**Work to complete**
Answer with one number: the count of lines in the listing below that hold the word "this".

--- Start ---

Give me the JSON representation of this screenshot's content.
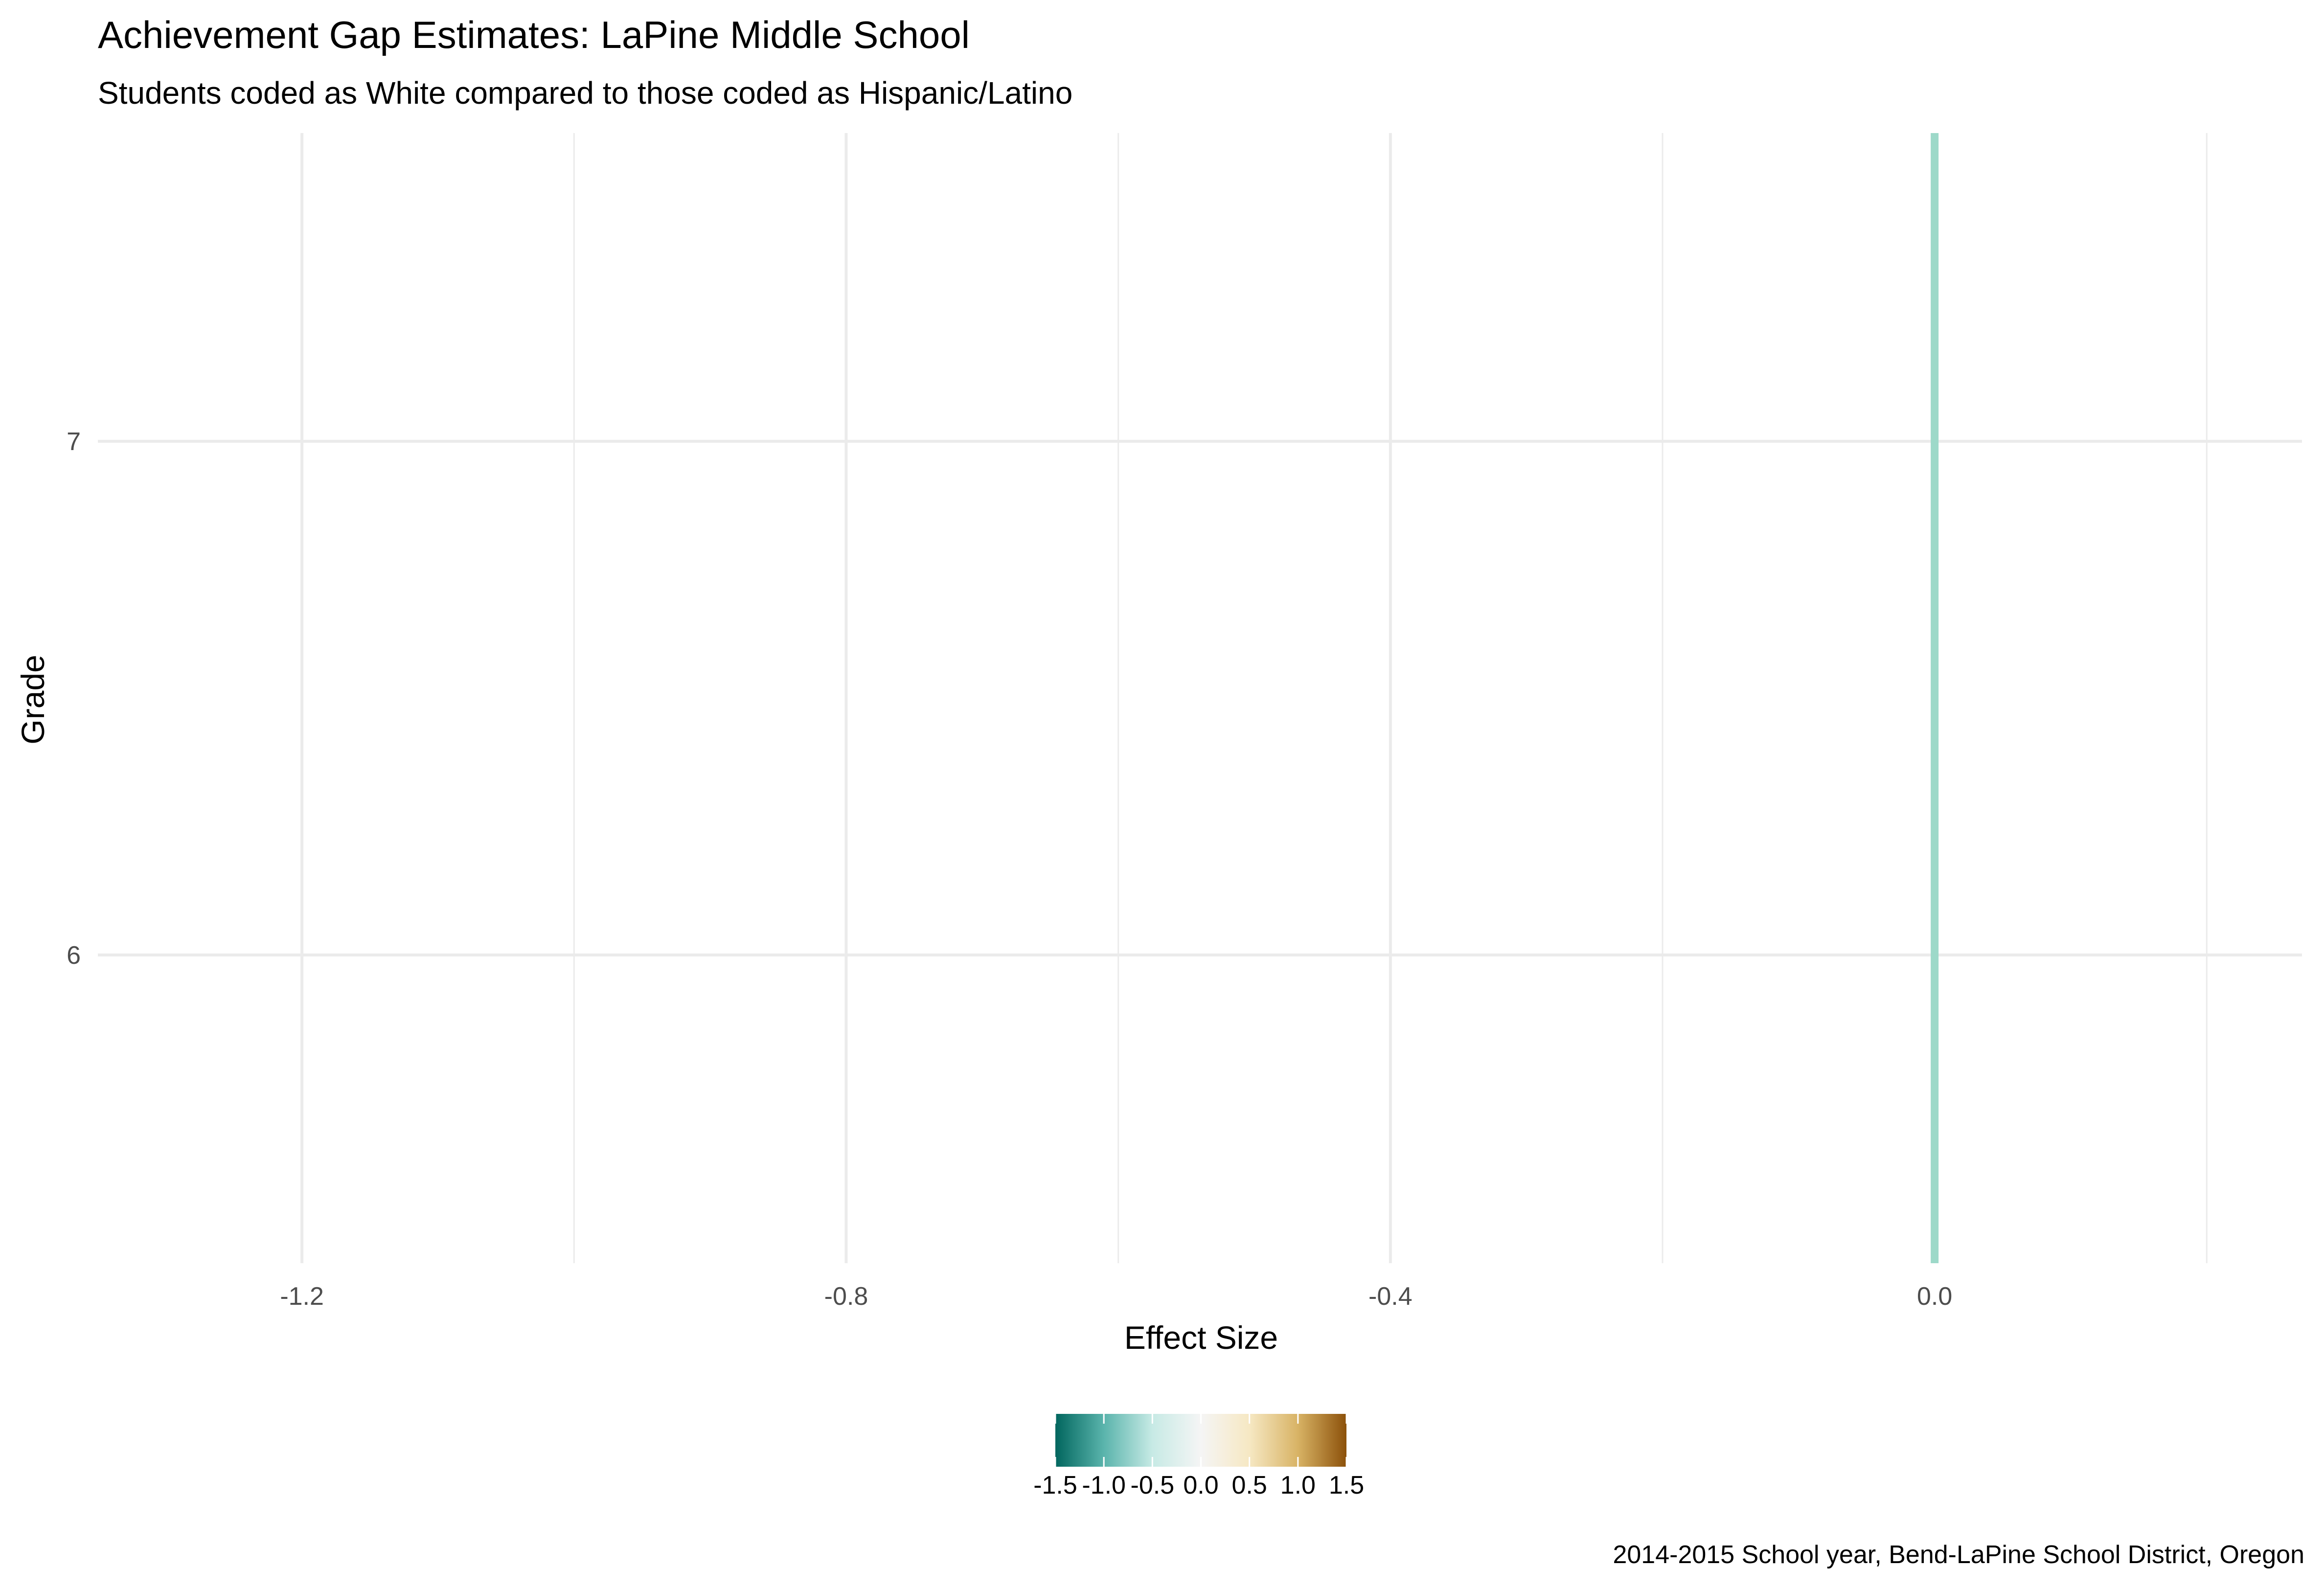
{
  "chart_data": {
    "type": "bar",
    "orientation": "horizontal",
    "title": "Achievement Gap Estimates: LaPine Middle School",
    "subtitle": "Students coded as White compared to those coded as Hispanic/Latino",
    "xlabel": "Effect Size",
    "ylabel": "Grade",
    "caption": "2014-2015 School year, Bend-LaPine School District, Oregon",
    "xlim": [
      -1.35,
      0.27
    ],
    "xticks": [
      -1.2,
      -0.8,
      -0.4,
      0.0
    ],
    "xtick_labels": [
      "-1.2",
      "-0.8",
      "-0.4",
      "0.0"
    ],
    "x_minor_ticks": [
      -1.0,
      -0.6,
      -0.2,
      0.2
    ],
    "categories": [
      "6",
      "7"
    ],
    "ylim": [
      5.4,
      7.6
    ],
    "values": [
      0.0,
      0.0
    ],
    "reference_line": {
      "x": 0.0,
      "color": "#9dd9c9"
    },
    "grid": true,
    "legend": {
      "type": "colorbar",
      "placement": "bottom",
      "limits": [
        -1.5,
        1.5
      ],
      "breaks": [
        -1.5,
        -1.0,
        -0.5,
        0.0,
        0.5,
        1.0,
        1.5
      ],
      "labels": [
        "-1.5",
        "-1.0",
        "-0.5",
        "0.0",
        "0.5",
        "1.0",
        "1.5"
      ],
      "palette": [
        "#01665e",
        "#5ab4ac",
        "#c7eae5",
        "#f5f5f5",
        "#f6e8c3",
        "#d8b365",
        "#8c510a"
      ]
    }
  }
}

--- End ---
--- Start ---

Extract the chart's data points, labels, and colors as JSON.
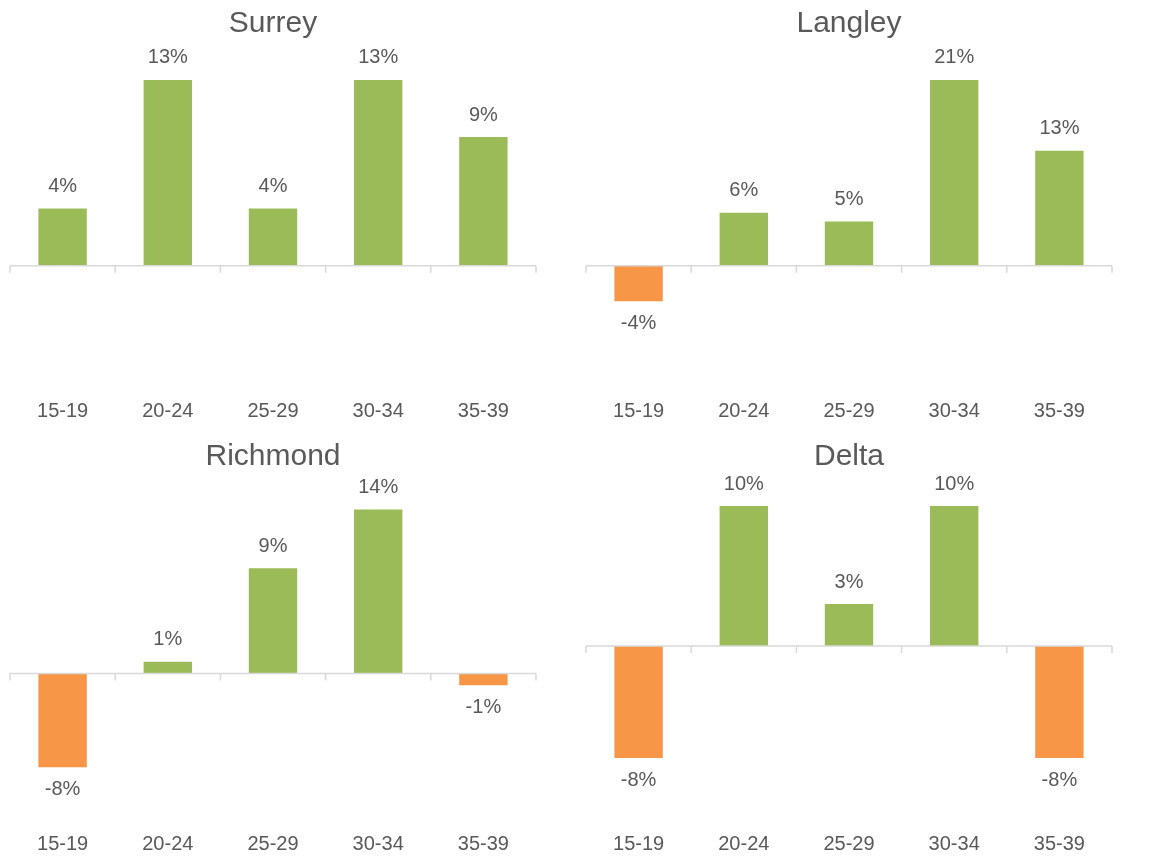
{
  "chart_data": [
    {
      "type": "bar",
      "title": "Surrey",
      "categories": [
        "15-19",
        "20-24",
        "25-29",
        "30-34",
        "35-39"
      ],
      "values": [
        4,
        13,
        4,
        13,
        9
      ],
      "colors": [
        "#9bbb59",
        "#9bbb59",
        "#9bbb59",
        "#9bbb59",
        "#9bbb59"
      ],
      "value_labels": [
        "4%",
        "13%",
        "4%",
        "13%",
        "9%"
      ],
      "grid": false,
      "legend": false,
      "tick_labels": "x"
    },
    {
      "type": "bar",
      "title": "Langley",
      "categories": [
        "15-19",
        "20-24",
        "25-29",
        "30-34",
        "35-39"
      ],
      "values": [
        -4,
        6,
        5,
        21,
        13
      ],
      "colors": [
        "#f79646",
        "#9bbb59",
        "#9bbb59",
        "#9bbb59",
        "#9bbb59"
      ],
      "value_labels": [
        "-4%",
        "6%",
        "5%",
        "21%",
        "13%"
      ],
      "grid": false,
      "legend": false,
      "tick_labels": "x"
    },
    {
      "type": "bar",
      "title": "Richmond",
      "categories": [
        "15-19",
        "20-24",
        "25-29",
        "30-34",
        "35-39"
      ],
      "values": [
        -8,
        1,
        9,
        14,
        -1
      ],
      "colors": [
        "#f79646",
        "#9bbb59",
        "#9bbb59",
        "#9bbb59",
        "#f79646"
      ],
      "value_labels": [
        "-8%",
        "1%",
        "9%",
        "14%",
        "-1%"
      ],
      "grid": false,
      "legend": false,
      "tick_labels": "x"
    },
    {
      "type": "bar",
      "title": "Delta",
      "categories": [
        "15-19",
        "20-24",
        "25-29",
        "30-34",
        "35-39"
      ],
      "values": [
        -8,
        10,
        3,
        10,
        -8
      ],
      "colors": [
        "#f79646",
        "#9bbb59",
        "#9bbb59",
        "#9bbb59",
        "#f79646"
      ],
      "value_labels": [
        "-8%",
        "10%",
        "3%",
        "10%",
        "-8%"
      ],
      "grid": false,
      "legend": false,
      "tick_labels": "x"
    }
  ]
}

--- End ---
--- Start ---

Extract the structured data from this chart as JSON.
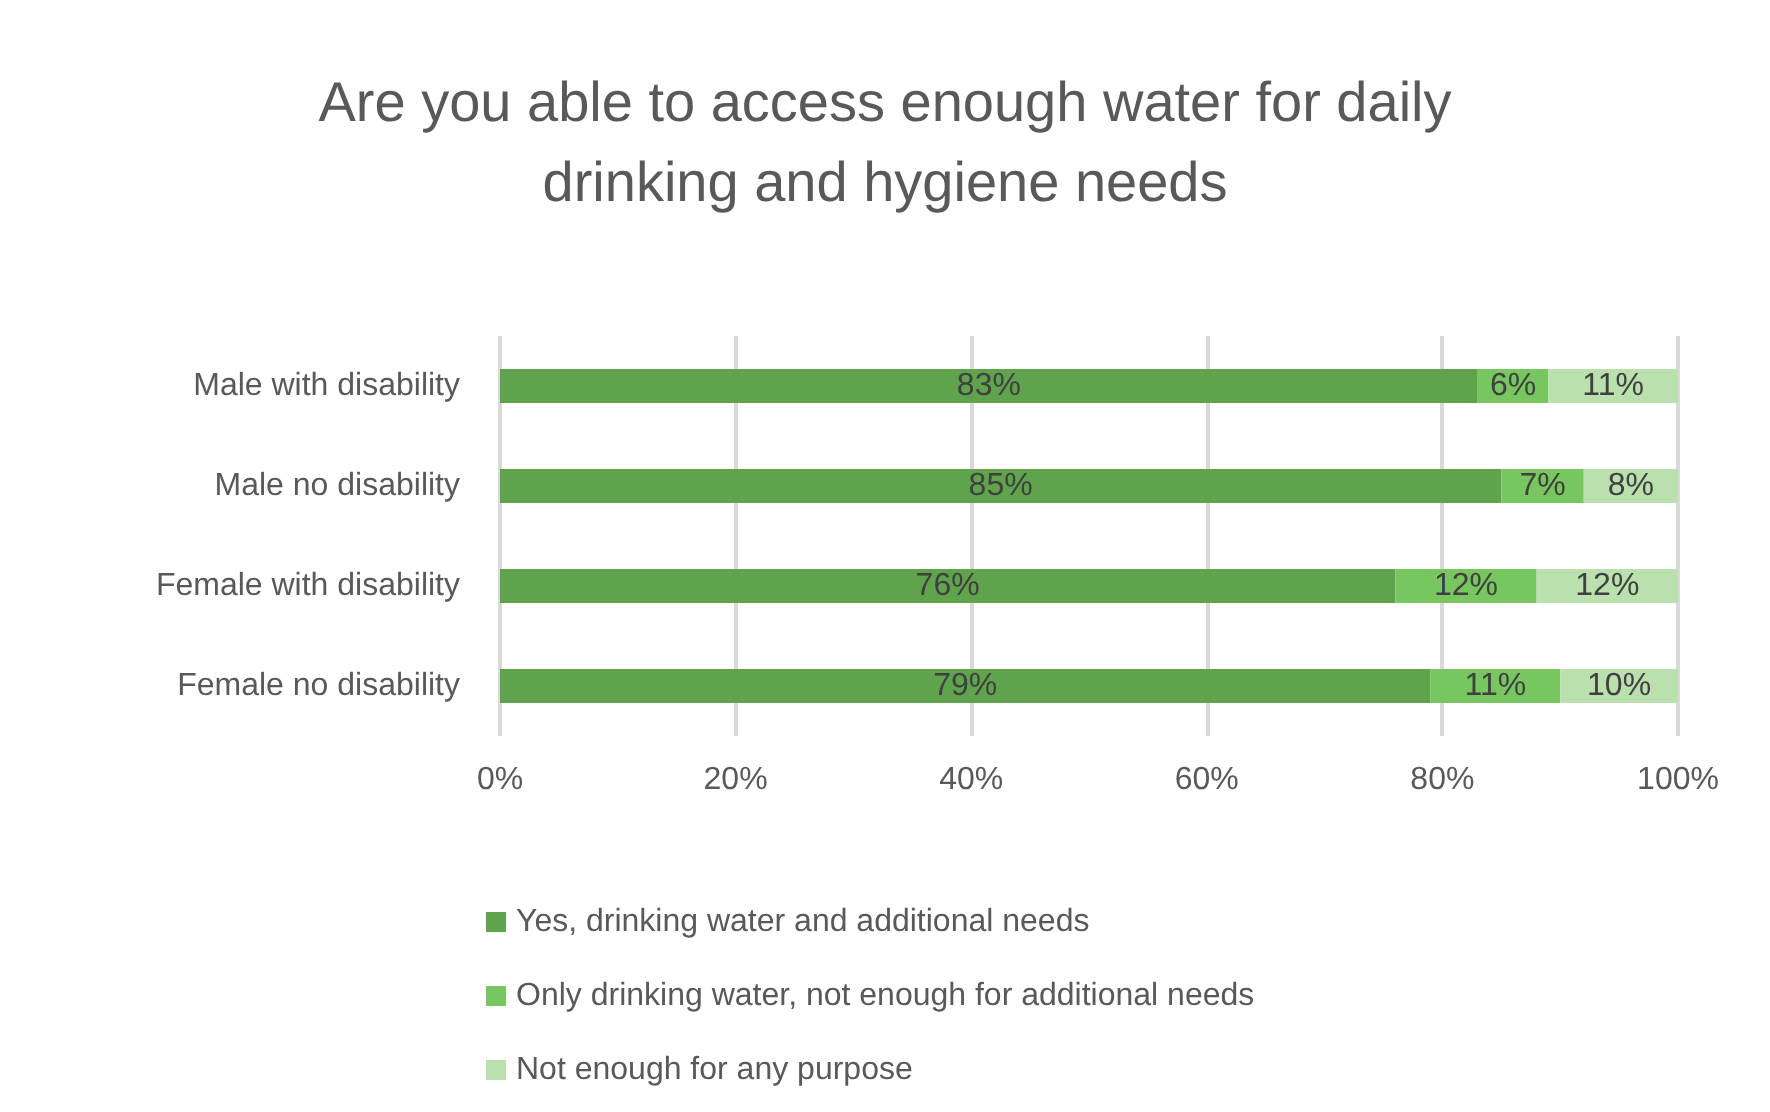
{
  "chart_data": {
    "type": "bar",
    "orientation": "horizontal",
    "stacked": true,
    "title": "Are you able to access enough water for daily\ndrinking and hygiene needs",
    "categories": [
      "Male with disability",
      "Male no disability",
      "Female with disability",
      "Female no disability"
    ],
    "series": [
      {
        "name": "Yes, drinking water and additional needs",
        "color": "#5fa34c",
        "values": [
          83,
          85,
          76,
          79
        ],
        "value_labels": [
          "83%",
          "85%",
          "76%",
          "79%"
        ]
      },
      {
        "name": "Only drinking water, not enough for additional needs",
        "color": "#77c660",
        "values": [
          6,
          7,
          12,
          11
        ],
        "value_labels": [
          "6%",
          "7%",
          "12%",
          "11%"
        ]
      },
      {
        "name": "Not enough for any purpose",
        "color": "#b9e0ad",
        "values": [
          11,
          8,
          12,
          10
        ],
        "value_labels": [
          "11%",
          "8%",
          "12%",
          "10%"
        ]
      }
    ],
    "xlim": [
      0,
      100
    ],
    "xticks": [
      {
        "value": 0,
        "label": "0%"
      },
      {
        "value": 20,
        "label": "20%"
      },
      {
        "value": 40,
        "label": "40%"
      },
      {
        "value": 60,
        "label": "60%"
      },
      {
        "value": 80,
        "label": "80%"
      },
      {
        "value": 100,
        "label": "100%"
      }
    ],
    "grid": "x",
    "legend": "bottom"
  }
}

--- End ---

**Task response**
2